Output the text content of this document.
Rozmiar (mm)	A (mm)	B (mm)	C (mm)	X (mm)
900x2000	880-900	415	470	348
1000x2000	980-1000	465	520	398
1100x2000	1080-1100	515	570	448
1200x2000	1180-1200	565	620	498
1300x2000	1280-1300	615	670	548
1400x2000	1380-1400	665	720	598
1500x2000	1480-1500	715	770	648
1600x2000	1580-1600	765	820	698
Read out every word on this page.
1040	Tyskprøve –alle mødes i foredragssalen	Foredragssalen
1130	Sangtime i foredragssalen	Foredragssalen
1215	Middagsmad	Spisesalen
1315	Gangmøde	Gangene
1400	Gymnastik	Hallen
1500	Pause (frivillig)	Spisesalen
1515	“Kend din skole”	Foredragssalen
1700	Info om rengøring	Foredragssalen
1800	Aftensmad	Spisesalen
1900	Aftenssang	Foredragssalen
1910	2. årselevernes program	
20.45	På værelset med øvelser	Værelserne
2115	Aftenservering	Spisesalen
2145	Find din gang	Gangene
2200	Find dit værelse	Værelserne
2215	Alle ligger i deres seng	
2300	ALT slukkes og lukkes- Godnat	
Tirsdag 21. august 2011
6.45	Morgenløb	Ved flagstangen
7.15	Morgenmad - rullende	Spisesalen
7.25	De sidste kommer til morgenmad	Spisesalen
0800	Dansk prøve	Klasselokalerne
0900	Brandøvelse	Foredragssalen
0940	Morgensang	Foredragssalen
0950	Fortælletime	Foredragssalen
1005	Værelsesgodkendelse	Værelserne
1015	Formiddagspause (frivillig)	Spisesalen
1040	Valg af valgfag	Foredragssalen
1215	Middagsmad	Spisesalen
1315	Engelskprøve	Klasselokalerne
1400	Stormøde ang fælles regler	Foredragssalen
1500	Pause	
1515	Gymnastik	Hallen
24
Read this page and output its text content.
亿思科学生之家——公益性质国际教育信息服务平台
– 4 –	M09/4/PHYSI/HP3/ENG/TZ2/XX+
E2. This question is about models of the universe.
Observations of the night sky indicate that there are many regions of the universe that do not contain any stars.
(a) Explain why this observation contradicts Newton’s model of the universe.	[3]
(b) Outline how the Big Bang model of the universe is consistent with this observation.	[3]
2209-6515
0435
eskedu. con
----
* What the exercise asks:
Print the listing above in full, exactly as it is.

* Exercise response:
Output the text content of this document.
Rozmiar (mm)	A (mm)	B (mm)	C (mm)	X (mm)
900x2000	880-900	415	470	348
1000x2000	980-1000	465	520	398
1100x2000	1080-1100	515	570	448
1200x2000	1180-1200	565	620	498
1300x2000	1280-1300	615	670	548
1400x2000	1380-1400	665	720	598
1500x2000	1480-1500	715	770	648
1600x2000	1580-1600	765	820	698
Read out every word on this page.
1040	Tyskprøve –alle mødes i foredragssalen	Foredragssalen
1130	Sangtime i foredragssalen	Foredragssalen
1215	Middagsmad	Spisesalen
1315	Gangmøde	Gangene
1400	Gymnastik	Hallen
1500	Pause (frivillig)	Spisesalen
1515	“Kend din skole”	Foredragssalen
1700	Info om rengøring	Foredragssalen
1800	Aftensmad	Spisesalen
1900	Aftenssang	Foredragssalen
1910	2. årselevernes program	
20.45	På værelset med øvelser	Værelserne
2115	Aftenservering	Spisesalen
2145	Find din gang	Gangene
2200	Find dit værelse	Værelserne
2215	Alle ligger i deres seng	
2300	ALT slukkes og lukkes- Godnat	
Tirsdag 21. august 2011
6.45	Morgenløb	Ved flagstangen
7.15	Morgenmad - rullende	Spisesalen
7.25	De sidste kommer til morgenmad	Spisesalen
0800	Dansk prøve	Klasselokalerne
0900	Brandøvelse	Foredragssalen
0940	Morgensang	Foredragssalen
0950	Fortælletime	Foredragssalen
1005	Værelsesgodkendelse	Værelserne
1015	Formiddagspause (frivillig)	Spisesalen
1040	Valg af valgfag	Foredragssalen
1215	Middagsmad	Spisesalen
1315	Engelskprøve	Klasselokalerne
1400	Stormøde ang fælles regler	Foredragssalen
1500	Pause	
1515	Gymnastik	Hallen
24
Read this page and output its text content.
亿思科学生之家——公益性质国际教育信息服务平台
– 4 –	M09/4/PHYSI/HP3/ENG/TZ2/XX+
E2. This question is about models of the universe.
Observations of the night sky indicate that there are many regions of the universe that do not contain any stars.
(a) Explain why this observation contradicts Newton’s model of the universe.	[3]
(b) Outline how the Big Bang model of the universe is consistent with this observation.	[3]
2209-6515
0435
eskedu. con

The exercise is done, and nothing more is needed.